1. It Keeps Us Small
Shame convinces us we are not enough. It tells us to stay quiet, stay hidden, and avoid risks because if people really saw us, they would reject us.
And so we stay stuck. We do not speak up. We do not take chances. We do not go after what we truly want because shame whispers, “Who do you think you are?”
2. It Erodes Connection
Shame thrives in secrecy. The more we try to hide it, the more it isolates us. We keep parts of ourselves locked away, afraid of being seen for who we truly are.
But connection—real, deep connection—requires vulnerability. And shame kills vulnerability. It convinces us we have to be perfect to be loved, which means we never let people get close enough to love us as we are.
3. It Fuels Self-Sabotage
Shame does not just sit quietly in the background. It drives our behaviour. If we believe we are fundamentally flawed, we will unconsciously create situations that reinforce that belief.
A man who believes he is unworthy of success will find ways to fail.
A man who believes he is not lovable will sabotage his relationships.
A man who believes he is weak will avoid challenges that could prove otherwise.
The mind will always look for proof of what it already believes.
Letting Go of Shame
If shame is a belief, not an emotion, then that means it can be challenged. It can be rewritten. Here is how to start letting it go.
1. Name It
Shame loses power the moment you bring it into the light. The things we refuse to acknowledge are the things that control us. Ask yourself:
What do I feel ashamed of?
Where did that belief come from?
Whose voice is behind it?
When you name it, you start to see it for what it really is—a learned belief, not a truth.
2. Question It
Most shame is based on lies. "I am unworthy." "I am weak." "I am not good enough." But just because we believe something does not make it true.
Ask yourself:
If my best friend had this belief, would I agree with them?
Who benefits from me holding onto this shame?

• Given exercise 1
How would you translate this sentence from the passage on shame into Spanish: "The mind will always look for proof of what it already believes."
• Given exercise 2
Why, according to the passage on shame, does shame erode connection? Answer in one to three sentences.
• Given exercise 3
Could you carry on the passage on shame, picking up right after its final line?

• Recorded information
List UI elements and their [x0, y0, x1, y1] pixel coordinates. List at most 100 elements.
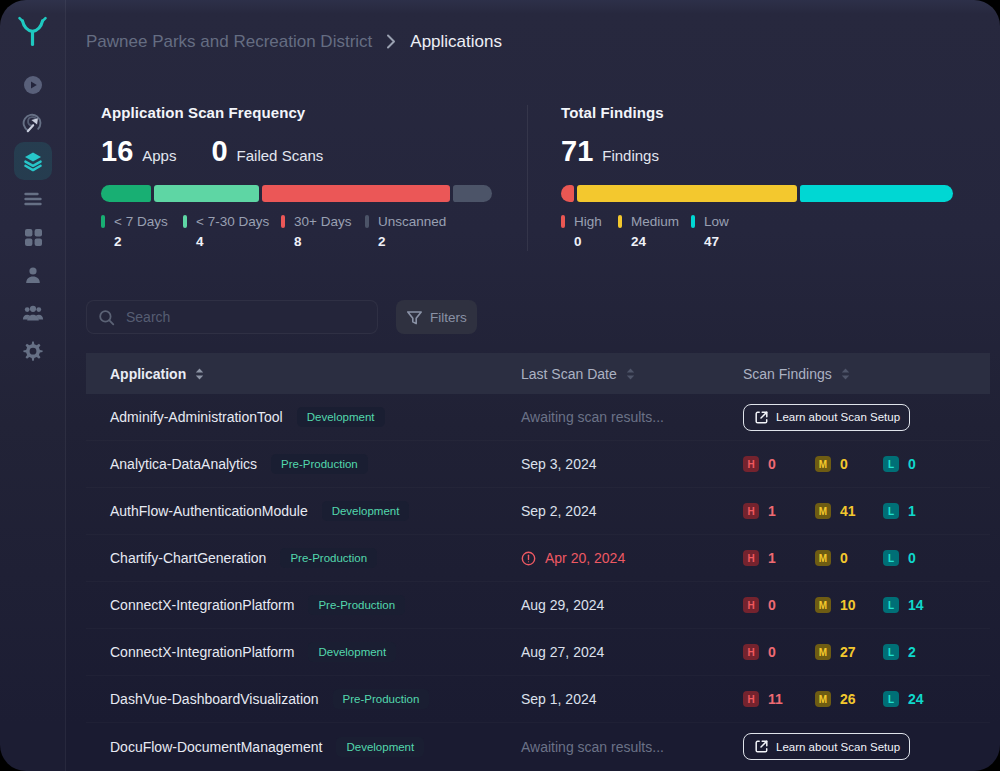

• Exercise result 1
La mente siempre buscará pruebas de lo que ya cree.

• Exercise result 2
Real, deep connection requires vulnerability, and shame kills vulnerability. It convinces us we must be perfect to be loved, so we never let people get close enough to love us as we are.

• Exercise result 3
What would my life look like if I stopped believing this?
Challenging shame does not make it disappear overnight, but it starts to loosen its grip.
3. Speak It
Shame dies in safe spaces. It thrives in isolation but weakens when shared with people who see us fully and accept us anyway.
This does not mean telling everyone your deepest insecurities. But find one person—a friend, a partner, a mentor—who has earned the right to hear your story. Say it out loud. Notice what happens.
Nine times out of ten, the response is, “I get it. I have felt that too.” And suddenly, the thing that felt so unbearable feels lighter.
4. Act Against It
The final step in killing shame is proving it wrong.
If shame says you are unworthy, take an action that proves otherwise.
If shame says you are weak, do something that requires strength.
If shame says you do not belong, step into a space that welcomes you.
Shame is a belief, and beliefs are reinforced through action. You can rewrite the narrative.
The Freedom on the Other Side
When we let go of shame, we stop hiding. We stop living small. We stop letting an outdated story shape who we are.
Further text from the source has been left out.